** start of Records for the exercise **

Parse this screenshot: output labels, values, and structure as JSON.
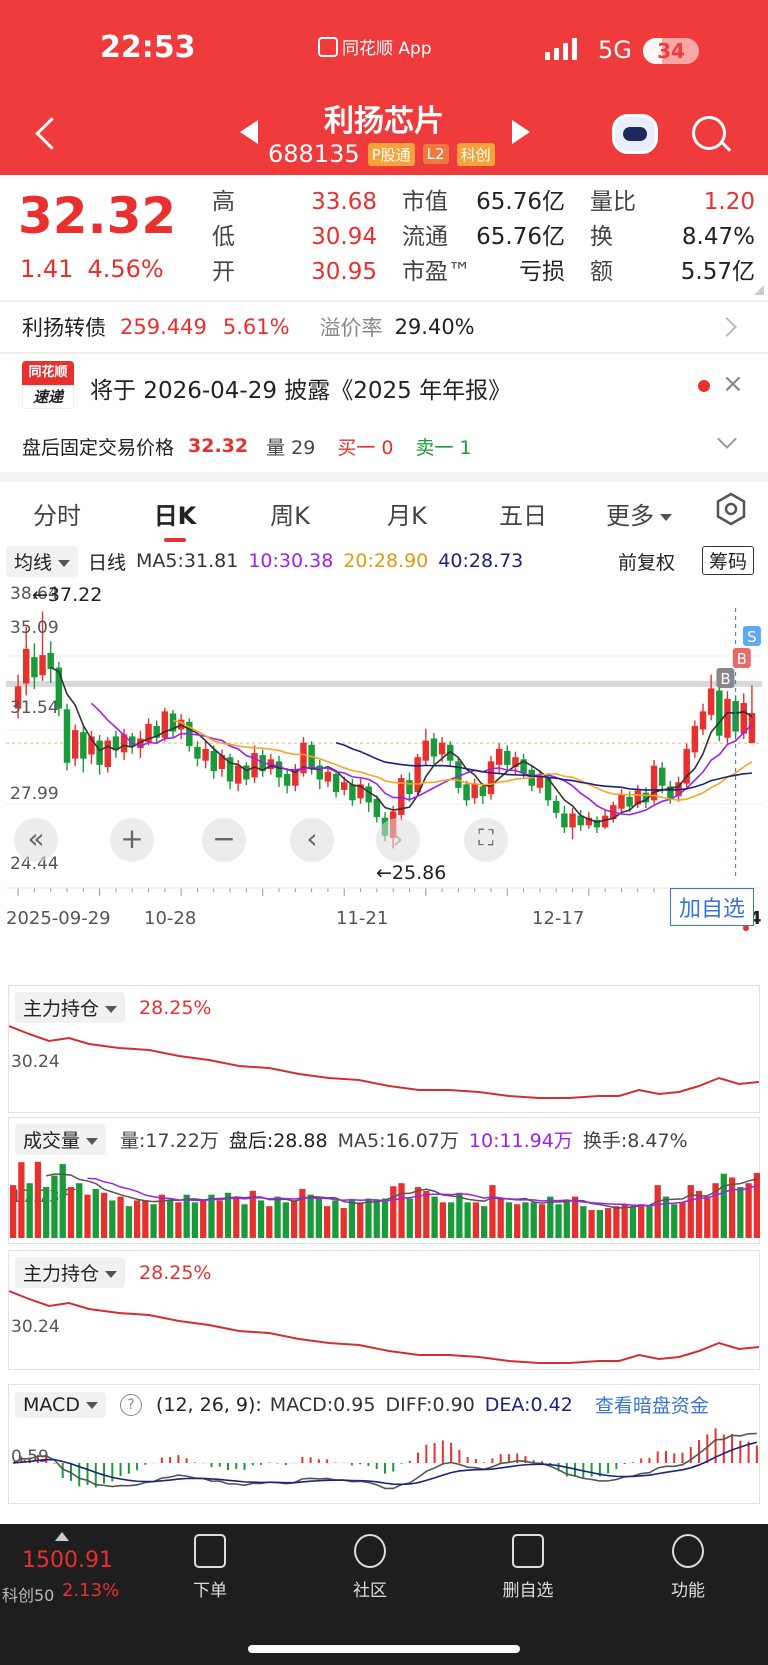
{
  "status": {
    "time": "22:53",
    "app": "同花顺 App",
    "network": "5G",
    "battery": "34",
    "battery_level": 0.34
  },
  "header": {
    "title": "利扬芯片",
    "code": "688135",
    "badges": [
      "P股通",
      "L2",
      "科创"
    ]
  },
  "quote": {
    "price": "32.32",
    "change": "1.41",
    "change_pct": "4.56%",
    "rows": [
      {
        "k1": "高",
        "v1": "33.68",
        "k2": "市值",
        "v2": "65.76亿",
        "k3": "量比",
        "v3": "1.20"
      },
      {
        "k1": "低",
        "v1": "30.94",
        "k2": "流通",
        "v2": "65.76亿",
        "k3": "换",
        "v3": "8.47%"
      },
      {
        "k1": "开",
        "v1": "30.95",
        "k2": "市盈™",
        "v2": "亏损",
        "k3": "额",
        "v3": "5.57亿"
      }
    ]
  },
  "bond": {
    "name": "利扬转债",
    "price": "259.449",
    "pct": "5.61%",
    "premium_label": "溢价率",
    "premium": "29.40%"
  },
  "notice": {
    "logo_top": "同花顺",
    "logo_bottom": "速递",
    "text": "将于 2026-04-29 披露《2025 年年报》"
  },
  "after_hours": {
    "label": "盘后固定交易价格",
    "price": "32.32",
    "volume": "量 29",
    "buy": "买一 0",
    "sell": "卖一 1"
  },
  "tabs": [
    "分时",
    "日K",
    "周K",
    "月K",
    "五日",
    "更多"
  ],
  "active_tab": 1,
  "ma_bar": {
    "select": "均线",
    "line": "日线",
    "ma5": "MA5:31.81",
    "ma10": "10:30.38",
    "ma20": "20:28.90",
    "ma40": "40:28.73",
    "adjust": "前复权",
    "chips": "筹码"
  },
  "colors": {
    "up": "#e8302f",
    "down": "#1a9b3a",
    "ma5": "#333333",
    "ma10": "#a020f0",
    "ma20": "#f5a623",
    "ma40": "#1a237e",
    "accent": "#3a74d6"
  },
  "chart": {
    "y_labels": [
      "38.64",
      "35.09",
      "31.54",
      "27.99",
      "24.44"
    ],
    "x_labels": [
      "2025-09-29",
      "10-28",
      "11-21",
      "12-17",
      "01-14"
    ],
    "high_label": "←37.22",
    "low_label": "←25.86",
    "add_watch": "加自选",
    "markers": [
      "S",
      "B",
      "B"
    ]
  },
  "chart_data": {
    "type": "candlestick",
    "ylim": [
      24.44,
      38.64
    ],
    "x_ticks": [
      "2025-09-29",
      "10-28",
      "11-21",
      "12-17",
      "01-14"
    ],
    "annotations": [
      {
        "label": "←37.22",
        "value": 37.22
      },
      {
        "label": "←25.86",
        "value": 25.86
      }
    ],
    "candles": [
      {
        "o": 32.6,
        "c": 33.6,
        "h": 34.2,
        "l": 32.1
      },
      {
        "o": 33.8,
        "c": 35.4,
        "h": 36.5,
        "l": 33.2
      },
      {
        "o": 35.0,
        "c": 34.1,
        "h": 35.7,
        "l": 33.5
      },
      {
        "o": 34.2,
        "c": 35.1,
        "h": 37.22,
        "l": 33.9
      },
      {
        "o": 35.2,
        "c": 34.5,
        "h": 35.8,
        "l": 33.8
      },
      {
        "o": 34.5,
        "c": 32.6,
        "h": 34.8,
        "l": 32.2
      },
      {
        "o": 32.5,
        "c": 30.0,
        "h": 32.8,
        "l": 29.6
      },
      {
        "o": 30.2,
        "c": 31.5,
        "h": 31.8,
        "l": 29.8
      },
      {
        "o": 31.4,
        "c": 30.2,
        "h": 31.7,
        "l": 29.5
      },
      {
        "o": 30.4,
        "c": 31.2,
        "h": 31.5,
        "l": 29.9
      },
      {
        "o": 31.0,
        "c": 29.9,
        "h": 31.3,
        "l": 29.4
      },
      {
        "o": 29.8,
        "c": 31.0,
        "h": 31.2,
        "l": 29.5
      },
      {
        "o": 31.2,
        "c": 30.6,
        "h": 31.5,
        "l": 30.2
      },
      {
        "o": 30.5,
        "c": 31.3,
        "h": 31.6,
        "l": 30.1
      },
      {
        "o": 31.2,
        "c": 30.8,
        "h": 31.4,
        "l": 30.4
      },
      {
        "o": 30.7,
        "c": 31.1,
        "h": 31.5,
        "l": 30.2
      },
      {
        "o": 31.0,
        "c": 31.8,
        "h": 32.1,
        "l": 30.8
      },
      {
        "o": 31.7,
        "c": 31.2,
        "h": 32.0,
        "l": 30.9
      },
      {
        "o": 31.2,
        "c": 32.4,
        "h": 32.6,
        "l": 31.0
      },
      {
        "o": 32.3,
        "c": 31.5,
        "h": 32.5,
        "l": 31.2
      },
      {
        "o": 31.6,
        "c": 32.0,
        "h": 32.3,
        "l": 31.1
      },
      {
        "o": 31.9,
        "c": 30.8,
        "h": 32.1,
        "l": 30.5
      },
      {
        "o": 30.7,
        "c": 30.2,
        "h": 31.0,
        "l": 29.8
      },
      {
        "o": 30.1,
        "c": 30.6,
        "h": 31.0,
        "l": 29.7
      },
      {
        "o": 30.5,
        "c": 29.6,
        "h": 30.8,
        "l": 29.2
      },
      {
        "o": 29.7,
        "c": 30.3,
        "h": 30.6,
        "l": 29.3
      },
      {
        "o": 30.2,
        "c": 29.1,
        "h": 30.4,
        "l": 28.7
      },
      {
        "o": 29.0,
        "c": 29.8,
        "h": 30.1,
        "l": 28.6
      },
      {
        "o": 29.8,
        "c": 29.2,
        "h": 30.0,
        "l": 28.9
      },
      {
        "o": 29.3,
        "c": 30.4,
        "h": 30.8,
        "l": 29.0
      },
      {
        "o": 30.3,
        "c": 29.6,
        "h": 30.6,
        "l": 29.3
      },
      {
        "o": 29.7,
        "c": 30.1,
        "h": 30.4,
        "l": 29.4
      },
      {
        "o": 30.0,
        "c": 29.3,
        "h": 30.3,
        "l": 28.8
      },
      {
        "o": 29.4,
        "c": 28.9,
        "h": 29.7,
        "l": 28.5
      },
      {
        "o": 28.9,
        "c": 29.6,
        "h": 29.9,
        "l": 28.6
      },
      {
        "o": 29.5,
        "c": 30.9,
        "h": 31.2,
        "l": 29.3
      },
      {
        "o": 30.8,
        "c": 29.7,
        "h": 31.0,
        "l": 29.4
      },
      {
        "o": 29.8,
        "c": 29.2,
        "h": 30.1,
        "l": 28.7
      },
      {
        "o": 29.1,
        "c": 29.5,
        "h": 29.8,
        "l": 28.8
      },
      {
        "o": 29.4,
        "c": 28.6,
        "h": 29.6,
        "l": 28.3
      },
      {
        "o": 28.7,
        "c": 29.0,
        "h": 29.3,
        "l": 28.4
      },
      {
        "o": 28.9,
        "c": 28.2,
        "h": 29.2,
        "l": 27.9
      },
      {
        "o": 28.3,
        "c": 28.9,
        "h": 29.2,
        "l": 28.0
      },
      {
        "o": 28.8,
        "c": 28.1,
        "h": 29.0,
        "l": 27.6
      },
      {
        "o": 28.2,
        "c": 27.4,
        "h": 28.4,
        "l": 27.1
      },
      {
        "o": 27.3,
        "c": 26.5,
        "h": 27.6,
        "l": 26.2
      },
      {
        "o": 26.4,
        "c": 27.6,
        "h": 27.9,
        "l": 25.86
      },
      {
        "o": 27.5,
        "c": 29.2,
        "h": 29.4,
        "l": 27.2
      },
      {
        "o": 29.1,
        "c": 28.5,
        "h": 29.5,
        "l": 28.1
      },
      {
        "o": 28.6,
        "c": 30.2,
        "h": 30.4,
        "l": 28.4
      },
      {
        "o": 30.1,
        "c": 31.0,
        "h": 31.6,
        "l": 29.8
      },
      {
        "o": 31.1,
        "c": 30.3,
        "h": 31.4,
        "l": 29.9
      },
      {
        "o": 30.4,
        "c": 30.9,
        "h": 31.2,
        "l": 30.0
      },
      {
        "o": 30.8,
        "c": 30.1,
        "h": 31.0,
        "l": 29.8
      },
      {
        "o": 30.0,
        "c": 28.8,
        "h": 30.2,
        "l": 28.5
      },
      {
        "o": 28.9,
        "c": 28.2,
        "h": 29.1,
        "l": 27.9
      },
      {
        "o": 28.3,
        "c": 28.9,
        "h": 29.2,
        "l": 28.0
      },
      {
        "o": 28.8,
        "c": 28.4,
        "h": 29.0,
        "l": 28.0
      },
      {
        "o": 28.5,
        "c": 30.0,
        "h": 30.3,
        "l": 28.2
      },
      {
        "o": 29.9,
        "c": 30.6,
        "h": 30.9,
        "l": 29.5
      },
      {
        "o": 30.5,
        "c": 29.9,
        "h": 30.8,
        "l": 29.6
      },
      {
        "o": 29.8,
        "c": 30.2,
        "h": 30.5,
        "l": 29.4
      },
      {
        "o": 30.1,
        "c": 29.5,
        "h": 30.4,
        "l": 29.2
      },
      {
        "o": 29.6,
        "c": 28.9,
        "h": 29.8,
        "l": 28.6
      },
      {
        "o": 28.8,
        "c": 29.3,
        "h": 29.6,
        "l": 28.5
      },
      {
        "o": 29.2,
        "c": 28.2,
        "h": 29.4,
        "l": 27.9
      },
      {
        "o": 28.1,
        "c": 27.6,
        "h": 28.4,
        "l": 27.3
      },
      {
        "o": 27.5,
        "c": 26.9,
        "h": 27.9,
        "l": 26.6
      },
      {
        "o": 26.9,
        "c": 27.5,
        "h": 27.8,
        "l": 26.3
      },
      {
        "o": 27.4,
        "c": 27.0,
        "h": 27.7,
        "l": 26.7
      },
      {
        "o": 27.0,
        "c": 27.3,
        "h": 27.6,
        "l": 26.8
      },
      {
        "o": 27.2,
        "c": 26.9,
        "h": 27.4,
        "l": 26.6
      },
      {
        "o": 26.9,
        "c": 27.4,
        "h": 27.7,
        "l": 26.8
      },
      {
        "o": 27.3,
        "c": 27.9,
        "h": 28.1,
        "l": 27.1
      },
      {
        "o": 27.8,
        "c": 28.4,
        "h": 28.7,
        "l": 27.6
      },
      {
        "o": 28.3,
        "c": 27.9,
        "h": 28.6,
        "l": 27.6
      },
      {
        "o": 28.0,
        "c": 28.6,
        "h": 28.9,
        "l": 27.8
      },
      {
        "o": 28.5,
        "c": 28.1,
        "h": 28.8,
        "l": 27.8
      },
      {
        "o": 28.2,
        "c": 29.8,
        "h": 30.1,
        "l": 28.0
      },
      {
        "o": 29.7,
        "c": 28.9,
        "h": 30.0,
        "l": 28.5
      },
      {
        "o": 28.8,
        "c": 28.3,
        "h": 29.1,
        "l": 28.0
      },
      {
        "o": 28.4,
        "c": 29.0,
        "h": 29.3,
        "l": 28.1
      },
      {
        "o": 29.0,
        "c": 30.6,
        "h": 30.9,
        "l": 28.8
      },
      {
        "o": 30.5,
        "c": 31.7,
        "h": 32.0,
        "l": 30.2
      },
      {
        "o": 31.6,
        "c": 32.4,
        "h": 32.8,
        "l": 31.3
      },
      {
        "o": 32.3,
        "c": 33.5,
        "h": 34.2,
        "l": 32.0
      },
      {
        "o": 33.4,
        "c": 31.3,
        "h": 33.7,
        "l": 31.0
      },
      {
        "o": 31.2,
        "c": 33.0,
        "h": 33.4,
        "l": 30.9
      },
      {
        "o": 32.9,
        "c": 31.5,
        "h": 33.2,
        "l": 31.2
      },
      {
        "o": 31.4,
        "c": 32.8,
        "h": 33.3,
        "l": 31.1
      },
      {
        "o": 30.95,
        "c": 32.32,
        "h": 33.68,
        "l": 30.94
      }
    ]
  },
  "panel1": {
    "select": "主力持仓",
    "value": "28.25%",
    "ylabel": "30.24"
  },
  "panel2": {
    "select": "成交量",
    "vol": "量:17.22万",
    "after": "盘后:28.88",
    "ma5": "MA5:16.07万",
    "ma10": "10:11.94万",
    "turn": "换手:8.47%",
    "ylabel": "17.73万"
  },
  "panel3": {
    "select": "主力持仓",
    "value": "28.25%",
    "ylabel": "30.24"
  },
  "panel4": {
    "select": "MACD",
    "params": "(12, 26, 9):",
    "macd": "MACD:0.95",
    "diff": "DIFF:0.90",
    "dea": "DEA:0.42",
    "link": "查看暗盘资金",
    "ylabel": "0.59"
  },
  "bottom": {
    "index_value": "1500.91",
    "index_name": "科创50",
    "index_pct": "2.13%",
    "buttons": [
      "下单",
      "社区",
      "删自选",
      "功能"
    ]
  }
}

** end of Records for the exercise **

Say how many lines in the records hold "ylabel", with the number as the whole reply.

4